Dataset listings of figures
▬▬▬

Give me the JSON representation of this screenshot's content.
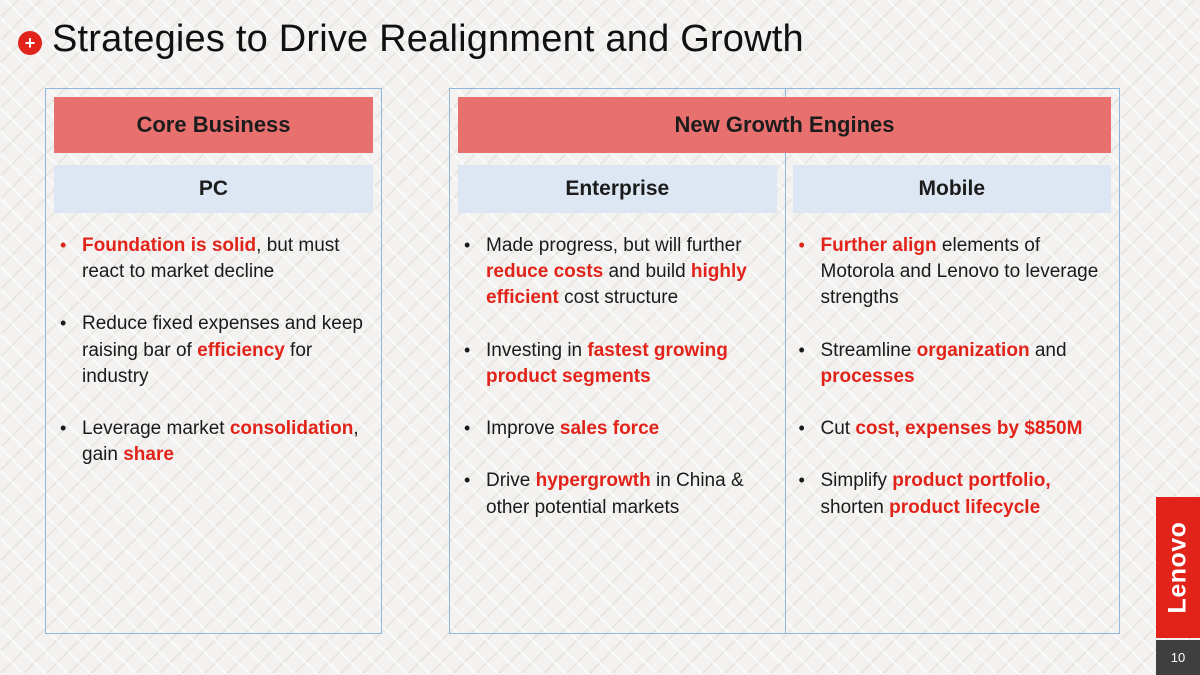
{
  "glyphs": {
    "bullet": "•",
    "plus": "+"
  },
  "colors": {
    "accent_red": "#E2231A",
    "header_salmon": "#E8706E",
    "subheader_blue": "#DCE7F3",
    "panel_border": "#8FB8DC"
  },
  "slide": {
    "title": "Strategies to Drive Realignment and Growth",
    "page_number": "10",
    "logo_text": "Lenovo"
  },
  "panels": {
    "core": {
      "header": "Core Business",
      "columns": [
        {
          "subheader": "PC",
          "bullets": [
            {
              "marker": "red",
              "runs": [
                {
                  "t": "Foundation is solid",
                  "red": true
                },
                {
                  "t": ", but must react to market decline",
                  "red": false
                }
              ]
            },
            {
              "marker": "black",
              "runs": [
                {
                  "t": "Reduce fixed expenses and keep raising bar of ",
                  "red": false
                },
                {
                  "t": "efficiency",
                  "red": true
                },
                {
                  "t": " for industry",
                  "red": false
                }
              ]
            },
            {
              "marker": "black",
              "runs": [
                {
                  "t": "Leverage market ",
                  "red": false
                },
                {
                  "t": "consolidation",
                  "red": true
                },
                {
                  "t": ", gain ",
                  "red": false
                },
                {
                  "t": "share",
                  "red": true
                }
              ]
            }
          ]
        }
      ]
    },
    "growth": {
      "header": "New Growth Engines",
      "columns": [
        {
          "subheader": "Enterprise",
          "bullets": [
            {
              "marker": "black",
              "runs": [
                {
                  "t": "Made progress, but will further ",
                  "red": false
                },
                {
                  "t": "reduce costs",
                  "red": true
                },
                {
                  "t": " and build ",
                  "red": false
                },
                {
                  "t": "highly efficient",
                  "red": true
                },
                {
                  "t": " cost structure",
                  "red": false
                }
              ]
            },
            {
              "marker": "black",
              "runs": [
                {
                  "t": "Investing in ",
                  "red": false
                },
                {
                  "t": "fastest growing product segments",
                  "red": true
                }
              ]
            },
            {
              "marker": "black",
              "runs": [
                {
                  "t": "Improve ",
                  "red": false
                },
                {
                  "t": "sales force",
                  "red": true
                }
              ]
            },
            {
              "marker": "black",
              "runs": [
                {
                  "t": "Drive ",
                  "red": false
                },
                {
                  "t": "hypergrowth",
                  "red": true
                },
                {
                  "t": " in China & other potential markets",
                  "red": false
                }
              ]
            }
          ]
        },
        {
          "subheader": "Mobile",
          "bullets": [
            {
              "marker": "red",
              "runs": [
                {
                  "t": "Further align",
                  "red": true
                },
                {
                  "t": " elements of Motorola and Lenovo to leverage strengths",
                  "red": false
                }
              ]
            },
            {
              "marker": "black",
              "runs": [
                {
                  "t": "Streamline ",
                  "red": false
                },
                {
                  "t": "organization",
                  "red": true
                },
                {
                  "t": " and ",
                  "red": false
                },
                {
                  "t": "processes",
                  "red": true
                }
              ]
            },
            {
              "marker": "black",
              "runs": [
                {
                  "t": "Cut ",
                  "red": false
                },
                {
                  "t": "cost, expenses by $850M",
                  "red": true
                }
              ]
            },
            {
              "marker": "black",
              "runs": [
                {
                  "t": "Simplify ",
                  "red": false
                },
                {
                  "t": "product portfolio,",
                  "red": true
                },
                {
                  "t": " shorten ",
                  "red": false
                },
                {
                  "t": "product lifecycle",
                  "red": true
                }
              ]
            }
          ]
        }
      ]
    }
  }
}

▬▬▬

_Instructions for the task_: Output the entries above exactly. Drop the pictures.

_Solution to the problem_:
Give me the JSON representation of this screenshot's content.
{
  "glyphs": {
    "bullet": "•",
    "plus": "+"
  },
  "colors": {
    "accent_red": "#E2231A",
    "header_salmon": "#E8706E",
    "subheader_blue": "#DCE7F3",
    "panel_border": "#8FB8DC"
  },
  "slide": {
    "title": "Strategies to Drive Realignment and Growth",
    "page_number": "10",
    "logo_text": "Lenovo"
  },
  "panels": {
    "core": {
      "header": "Core Business",
      "columns": [
        {
          "subheader": "PC",
          "bullets": [
            {
              "marker": "red",
              "runs": [
                {
                  "t": "Foundation is solid",
                  "red": true
                },
                {
                  "t": ", but must react to market decline",
                  "red": false
                }
              ]
            },
            {
              "marker": "black",
              "runs": [
                {
                  "t": "Reduce fixed expenses and keep raising bar of ",
                  "red": false
                },
                {
                  "t": "efficiency",
                  "red": true
                },
                {
                  "t": " for industry",
                  "red": false
                }
              ]
            },
            {
              "marker": "black",
              "runs": [
                {
                  "t": "Leverage market ",
                  "red": false
                },
                {
                  "t": "consolidation",
                  "red": true
                },
                {
                  "t": ", gain ",
                  "red": false
                },
                {
                  "t": "share",
                  "red": true
                }
              ]
            }
          ]
        }
      ]
    },
    "growth": {
      "header": "New Growth Engines",
      "columns": [
        {
          "subheader": "Enterprise",
          "bullets": [
            {
              "marker": "black",
              "runs": [
                {
                  "t": "Made progress, but will further ",
                  "red": false
                },
                {
                  "t": "reduce costs",
                  "red": true
                },
                {
                  "t": " and build ",
                  "red": false
                },
                {
                  "t": "highly efficient",
                  "red": true
                },
                {
                  "t": " cost structure",
                  "red": false
                }
              ]
            },
            {
              "marker": "black",
              "runs": [
                {
                  "t": "Investing in ",
                  "red": false
                },
                {
                  "t": "fastest growing product segments",
                  "red": true
                }
              ]
            },
            {
              "marker": "black",
              "runs": [
                {
                  "t": "Improve ",
                  "red": false
                },
                {
                  "t": "sales force",
                  "red": true
                }
              ]
            },
            {
              "marker": "black",
              "runs": [
                {
                  "t": "Drive ",
                  "red": false
                },
                {
                  "t": "hypergrowth",
                  "red": true
                },
                {
                  "t": " in China & other potential markets",
                  "red": false
                }
              ]
            }
          ]
        },
        {
          "subheader": "Mobile",
          "bullets": [
            {
              "marker": "red",
              "runs": [
                {
                  "t": "Further align",
                  "red": true
                },
                {
                  "t": " elements of Motorola and Lenovo to leverage strengths",
                  "red": false
                }
              ]
            },
            {
              "marker": "black",
              "runs": [
                {
                  "t": "Streamline ",
                  "red": false
                },
                {
                  "t": "organization",
                  "red": true
                },
                {
                  "t": " and ",
                  "red": false
                },
                {
                  "t": "processes",
                  "red": true
                }
              ]
            },
            {
              "marker": "black",
              "runs": [
                {
                  "t": "Cut ",
                  "red": false
                },
                {
                  "t": "cost, expenses by $850M",
                  "red": true
                }
              ]
            },
            {
              "marker": "black",
              "runs": [
                {
                  "t": "Simplify ",
                  "red": false
                },
                {
                  "t": "product portfolio,",
                  "red": true
                },
                {
                  "t": " shorten ",
                  "red": false
                },
                {
                  "t": "product lifecycle",
                  "red": true
                }
              ]
            }
          ]
        }
      ]
    }
  }
}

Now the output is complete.